## SET EXERCISE
Look below. Copy each line that has "Reweighted" in it.

## Records that describe figures
---
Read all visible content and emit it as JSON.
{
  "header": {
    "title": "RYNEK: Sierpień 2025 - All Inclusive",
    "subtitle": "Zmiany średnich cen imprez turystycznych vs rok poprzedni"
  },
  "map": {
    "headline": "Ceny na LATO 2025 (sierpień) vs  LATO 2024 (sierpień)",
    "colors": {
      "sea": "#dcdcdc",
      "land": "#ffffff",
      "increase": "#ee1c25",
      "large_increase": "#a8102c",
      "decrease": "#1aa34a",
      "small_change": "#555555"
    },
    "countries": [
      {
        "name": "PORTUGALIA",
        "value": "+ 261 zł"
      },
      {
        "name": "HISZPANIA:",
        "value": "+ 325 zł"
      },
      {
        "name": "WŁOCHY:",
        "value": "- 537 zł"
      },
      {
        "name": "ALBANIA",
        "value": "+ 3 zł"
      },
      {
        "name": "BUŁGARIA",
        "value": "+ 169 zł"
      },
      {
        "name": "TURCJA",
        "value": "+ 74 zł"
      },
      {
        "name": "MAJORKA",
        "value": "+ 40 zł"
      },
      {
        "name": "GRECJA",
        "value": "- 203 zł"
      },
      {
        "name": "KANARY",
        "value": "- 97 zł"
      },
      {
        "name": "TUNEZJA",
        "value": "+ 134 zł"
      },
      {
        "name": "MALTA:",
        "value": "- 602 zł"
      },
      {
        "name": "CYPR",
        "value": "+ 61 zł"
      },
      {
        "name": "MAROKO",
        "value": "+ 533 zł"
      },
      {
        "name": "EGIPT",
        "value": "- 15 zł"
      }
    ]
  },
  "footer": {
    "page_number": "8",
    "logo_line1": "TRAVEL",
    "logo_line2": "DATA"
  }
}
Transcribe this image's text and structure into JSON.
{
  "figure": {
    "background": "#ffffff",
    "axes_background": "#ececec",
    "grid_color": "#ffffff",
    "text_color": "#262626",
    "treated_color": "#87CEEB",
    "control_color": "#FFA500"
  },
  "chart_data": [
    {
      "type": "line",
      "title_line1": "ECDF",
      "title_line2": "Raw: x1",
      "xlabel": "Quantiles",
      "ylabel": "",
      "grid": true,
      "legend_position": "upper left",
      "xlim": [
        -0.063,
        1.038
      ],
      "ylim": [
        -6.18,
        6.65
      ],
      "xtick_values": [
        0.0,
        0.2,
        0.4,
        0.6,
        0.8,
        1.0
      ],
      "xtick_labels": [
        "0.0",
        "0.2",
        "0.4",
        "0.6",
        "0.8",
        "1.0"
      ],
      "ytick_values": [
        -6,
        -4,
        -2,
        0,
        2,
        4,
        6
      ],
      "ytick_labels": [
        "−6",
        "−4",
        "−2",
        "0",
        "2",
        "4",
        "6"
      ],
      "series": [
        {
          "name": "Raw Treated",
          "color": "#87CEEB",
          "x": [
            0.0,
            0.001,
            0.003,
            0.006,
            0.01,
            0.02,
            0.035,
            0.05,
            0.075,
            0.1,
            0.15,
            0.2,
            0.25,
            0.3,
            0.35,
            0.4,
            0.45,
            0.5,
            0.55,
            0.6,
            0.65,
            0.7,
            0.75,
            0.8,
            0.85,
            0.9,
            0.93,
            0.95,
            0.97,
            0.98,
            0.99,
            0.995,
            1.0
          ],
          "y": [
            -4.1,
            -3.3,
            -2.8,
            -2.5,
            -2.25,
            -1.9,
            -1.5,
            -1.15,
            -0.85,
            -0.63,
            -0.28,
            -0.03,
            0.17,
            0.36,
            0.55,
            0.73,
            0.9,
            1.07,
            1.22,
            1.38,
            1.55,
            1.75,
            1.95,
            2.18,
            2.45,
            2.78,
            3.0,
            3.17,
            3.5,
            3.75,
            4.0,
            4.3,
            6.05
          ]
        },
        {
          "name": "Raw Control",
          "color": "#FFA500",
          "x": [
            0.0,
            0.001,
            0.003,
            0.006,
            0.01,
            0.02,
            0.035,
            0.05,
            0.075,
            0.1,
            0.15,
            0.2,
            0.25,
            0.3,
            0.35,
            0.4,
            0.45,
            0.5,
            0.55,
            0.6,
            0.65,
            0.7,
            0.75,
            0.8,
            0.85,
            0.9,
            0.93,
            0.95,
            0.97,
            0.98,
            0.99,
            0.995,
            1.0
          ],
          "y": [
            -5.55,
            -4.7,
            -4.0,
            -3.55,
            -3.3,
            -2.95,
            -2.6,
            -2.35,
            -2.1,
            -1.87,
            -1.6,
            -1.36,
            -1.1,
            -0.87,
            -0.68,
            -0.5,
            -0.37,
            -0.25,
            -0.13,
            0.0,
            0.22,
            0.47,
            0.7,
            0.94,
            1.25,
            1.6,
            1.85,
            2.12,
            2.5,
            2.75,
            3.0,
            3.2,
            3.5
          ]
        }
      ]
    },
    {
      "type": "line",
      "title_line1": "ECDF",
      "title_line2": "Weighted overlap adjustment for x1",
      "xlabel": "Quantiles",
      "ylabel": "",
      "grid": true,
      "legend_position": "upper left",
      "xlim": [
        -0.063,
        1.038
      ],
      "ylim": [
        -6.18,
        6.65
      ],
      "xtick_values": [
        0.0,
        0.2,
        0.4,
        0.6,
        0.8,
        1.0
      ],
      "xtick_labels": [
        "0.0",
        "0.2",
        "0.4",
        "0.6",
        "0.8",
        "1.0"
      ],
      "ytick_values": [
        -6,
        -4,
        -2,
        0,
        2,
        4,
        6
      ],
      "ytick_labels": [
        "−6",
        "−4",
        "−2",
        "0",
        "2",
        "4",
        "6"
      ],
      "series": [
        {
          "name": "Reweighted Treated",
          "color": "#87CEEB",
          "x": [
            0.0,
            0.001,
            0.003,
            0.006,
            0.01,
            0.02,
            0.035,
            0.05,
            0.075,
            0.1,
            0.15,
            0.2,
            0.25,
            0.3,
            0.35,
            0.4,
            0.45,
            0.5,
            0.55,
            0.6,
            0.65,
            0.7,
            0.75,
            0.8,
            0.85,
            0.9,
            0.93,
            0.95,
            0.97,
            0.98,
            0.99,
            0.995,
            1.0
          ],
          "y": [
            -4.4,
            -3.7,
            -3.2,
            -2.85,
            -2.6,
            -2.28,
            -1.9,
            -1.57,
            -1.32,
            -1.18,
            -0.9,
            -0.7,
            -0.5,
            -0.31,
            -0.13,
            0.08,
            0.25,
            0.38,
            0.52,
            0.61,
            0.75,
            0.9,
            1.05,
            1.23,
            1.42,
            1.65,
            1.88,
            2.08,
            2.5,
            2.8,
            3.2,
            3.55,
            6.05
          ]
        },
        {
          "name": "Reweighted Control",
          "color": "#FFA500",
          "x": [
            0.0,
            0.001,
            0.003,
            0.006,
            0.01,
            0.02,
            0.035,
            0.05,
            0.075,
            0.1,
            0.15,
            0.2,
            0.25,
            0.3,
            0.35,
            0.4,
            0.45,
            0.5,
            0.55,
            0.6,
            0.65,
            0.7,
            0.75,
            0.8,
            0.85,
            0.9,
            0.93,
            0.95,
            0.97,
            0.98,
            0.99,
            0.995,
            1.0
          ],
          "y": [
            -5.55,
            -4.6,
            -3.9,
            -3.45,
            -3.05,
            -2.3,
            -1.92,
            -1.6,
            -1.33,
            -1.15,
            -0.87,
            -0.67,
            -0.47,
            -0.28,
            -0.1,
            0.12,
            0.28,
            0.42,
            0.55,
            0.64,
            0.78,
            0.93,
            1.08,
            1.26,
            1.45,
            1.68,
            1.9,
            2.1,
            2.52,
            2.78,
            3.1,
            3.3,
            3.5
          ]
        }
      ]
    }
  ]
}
---
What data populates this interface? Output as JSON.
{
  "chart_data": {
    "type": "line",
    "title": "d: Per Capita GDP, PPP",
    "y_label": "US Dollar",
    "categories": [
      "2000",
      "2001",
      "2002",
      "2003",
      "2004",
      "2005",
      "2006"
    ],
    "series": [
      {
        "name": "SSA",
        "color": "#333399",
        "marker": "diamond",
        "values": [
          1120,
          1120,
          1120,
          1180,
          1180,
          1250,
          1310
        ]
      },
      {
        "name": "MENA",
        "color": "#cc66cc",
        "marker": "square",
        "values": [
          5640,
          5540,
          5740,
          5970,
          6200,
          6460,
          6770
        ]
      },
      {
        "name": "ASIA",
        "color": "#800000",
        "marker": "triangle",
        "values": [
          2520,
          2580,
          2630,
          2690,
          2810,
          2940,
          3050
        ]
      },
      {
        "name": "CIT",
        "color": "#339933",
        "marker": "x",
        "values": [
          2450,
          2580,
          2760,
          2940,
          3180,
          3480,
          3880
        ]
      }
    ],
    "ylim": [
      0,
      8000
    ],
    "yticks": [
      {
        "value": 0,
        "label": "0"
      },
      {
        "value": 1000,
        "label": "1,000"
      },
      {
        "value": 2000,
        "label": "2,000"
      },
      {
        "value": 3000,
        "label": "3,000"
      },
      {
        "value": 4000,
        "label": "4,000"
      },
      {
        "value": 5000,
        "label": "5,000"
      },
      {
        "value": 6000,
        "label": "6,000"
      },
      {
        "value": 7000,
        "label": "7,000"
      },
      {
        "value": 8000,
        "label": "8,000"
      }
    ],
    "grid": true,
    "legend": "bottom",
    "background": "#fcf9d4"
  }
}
---
## RESPONSE TO THE EXERCISE
          "name": "Reweighted Treated",
          "name": "Reweighted Control",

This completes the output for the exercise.